• Problem: Copy out the material below line for line with no changes, but omit any picture.

[start]

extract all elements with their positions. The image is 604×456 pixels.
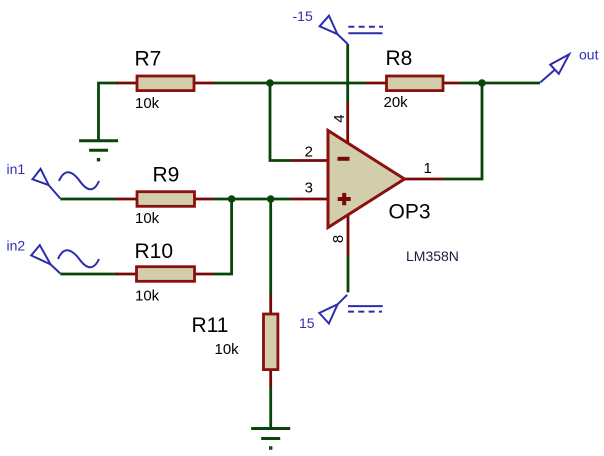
svg-text:R11: R11	[192, 314, 229, 337]
svg-text:R9: R9	[153, 164, 180, 187]
svg-text:R10: R10	[135, 240, 174, 263]
svg-text:LM358N: LM358N	[406, 248, 459, 264]
pin 4 lead	[346, 103, 349, 144]
wire	[269, 199, 272, 296]
wire	[270, 83, 292, 161]
svg-text:OP3: OP3	[389, 201, 431, 224]
svg-text:R8: R8	[386, 47, 413, 70]
svg-text:10k: 10k	[215, 341, 240, 358]
svg-text:R7: R7	[135, 48, 162, 71]
svg-text:20k: 20k	[384, 94, 409, 111]
svg-text:15: 15	[299, 315, 315, 331]
op-amp OP3 pin leads	[291, 103, 444, 256]
pin 3 lead	[291, 198, 328, 201]
svg-text:10k: 10k	[135, 95, 160, 112]
plus symbol	[338, 197, 351, 201]
svg-text:8: 8	[330, 235, 347, 243]
input terminal in1	[33, 169, 100, 199]
svg-text:4: 4	[331, 114, 348, 122]
pin 8 lead	[347, 215, 350, 256]
junction dot A	[266, 79, 274, 87]
ground 1	[79, 141, 118, 162]
op-amp OP3 body	[328, 131, 405, 228]
resistor R11	[192, 295, 278, 387]
wire	[213, 199, 232, 274]
wire	[214, 82, 366, 85]
svg-text:-15: -15	[293, 8, 313, 24]
wire	[461, 82, 541, 85]
svg-text:10k: 10k	[135, 210, 160, 227]
output terminal out	[540, 54, 569, 82]
svg-text:1: 1	[424, 160, 432, 177]
svg-text:3: 3	[305, 180, 313, 197]
resistor R10	[116, 240, 214, 305]
svg-text:in1: in1	[7, 161, 26, 177]
ground 2	[251, 429, 290, 450]
wire	[347, 256, 350, 293]
svg-text:in2: in2	[7, 238, 26, 254]
wire	[346, 44, 349, 103]
pin 2 lead	[291, 159, 328, 162]
junction dot C	[228, 195, 236, 203]
resistor R9	[116, 164, 214, 228]
sine symbol	[58, 250, 99, 267]
svg-text:out: out	[579, 47, 599, 63]
power terminal -15	[320, 16, 383, 44]
resistor R8	[366, 47, 461, 111]
junction dot D	[267, 195, 275, 203]
power terminal 15	[319, 295, 383, 324]
pin 1 lead	[404, 178, 444, 181]
sine symbol	[59, 172, 99, 189]
resistor R7	[116, 48, 215, 113]
minus symbol	[338, 157, 350, 161]
wire	[60, 273, 117, 276]
wire	[444, 83, 483, 179]
wire	[99, 83, 118, 140]
wire	[269, 386, 272, 428]
junction dot B	[478, 79, 486, 87]
svg-text:2: 2	[305, 144, 313, 161]
input terminal in2	[31, 245, 99, 273]
wire	[213, 198, 292, 201]
svg-text:10k: 10k	[135, 288, 160, 305]
wire	[60, 198, 117, 201]
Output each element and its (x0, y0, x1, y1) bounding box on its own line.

[end]

• Right answer:
extract all elements with their positions. The image is 604×456 pixels.
svg-text:R11: R11	[192, 314, 229, 337]
svg-text:R9: R9	[153, 164, 180, 187]
svg-text:R10: R10	[135, 240, 174, 263]
svg-text:LM358N: LM358N	[406, 248, 459, 264]
pin 4 lead	[346, 103, 349, 144]
wire	[269, 199, 272, 296]
wire	[270, 83, 292, 161]
svg-text:OP3: OP3	[389, 201, 431, 224]
svg-text:R8: R8	[386, 47, 413, 70]
svg-text:10k: 10k	[215, 341, 240, 358]
svg-text:R7: R7	[135, 48, 162, 71]
svg-text:20k: 20k	[384, 94, 409, 111]
svg-text:15: 15	[299, 315, 315, 331]
op-amp OP3 pin leads	[291, 103, 444, 256]
pin 3 lead	[291, 198, 328, 201]
svg-text:10k: 10k	[135, 95, 160, 112]
plus symbol	[338, 197, 351, 201]
svg-text:8: 8	[330, 235, 347, 243]
input terminal in1	[33, 169, 100, 199]
svg-text:4: 4	[331, 114, 348, 122]
pin 8 lead	[347, 215, 350, 256]
junction dot A	[266, 79, 274, 87]
ground 1	[79, 141, 118, 162]
op-amp OP3 body	[328, 131, 405, 228]
resistor R11	[192, 295, 278, 387]
wire	[213, 199, 232, 274]
wire	[214, 82, 366, 85]
svg-text:-15: -15	[293, 8, 313, 24]
wire	[461, 82, 541, 85]
svg-text:10k: 10k	[135, 210, 160, 227]
output terminal out	[540, 54, 569, 82]
svg-text:1: 1	[424, 160, 432, 177]
svg-text:3: 3	[305, 180, 313, 197]
resistor R10	[116, 240, 214, 305]
svg-text:in1: in1	[7, 161, 26, 177]
ground 2	[251, 429, 290, 450]
wire	[347, 256, 350, 293]
svg-text:in2: in2	[7, 238, 26, 254]
wire	[346, 44, 349, 103]
pin 2 lead	[291, 159, 328, 162]
junction dot C	[228, 195, 236, 203]
resistor R9	[116, 164, 214, 228]
sine symbol	[58, 250, 99, 267]
svg-text:out: out	[579, 47, 599, 63]
power terminal -15	[320, 16, 383, 44]
resistor R8	[366, 47, 461, 111]
junction dot D	[267, 195, 275, 203]
power terminal 15	[319, 295, 383, 324]
pin 1 lead	[404, 178, 444, 181]
sine symbol	[59, 172, 99, 189]
resistor R7	[116, 48, 215, 113]
minus symbol	[338, 157, 350, 161]
wire	[60, 273, 117, 276]
wire	[444, 83, 483, 179]
wire	[99, 83, 118, 140]
wire	[269, 386, 272, 428]
junction dot B	[478, 79, 486, 87]
svg-text:2: 2	[305, 144, 313, 161]
input terminal in2	[31, 245, 99, 273]
wire	[213, 198, 292, 201]
svg-text:10k: 10k	[135, 288, 160, 305]
wire	[60, 198, 117, 201]
Output each element and its (x0, y0, x1, y1) bounding box on its own line.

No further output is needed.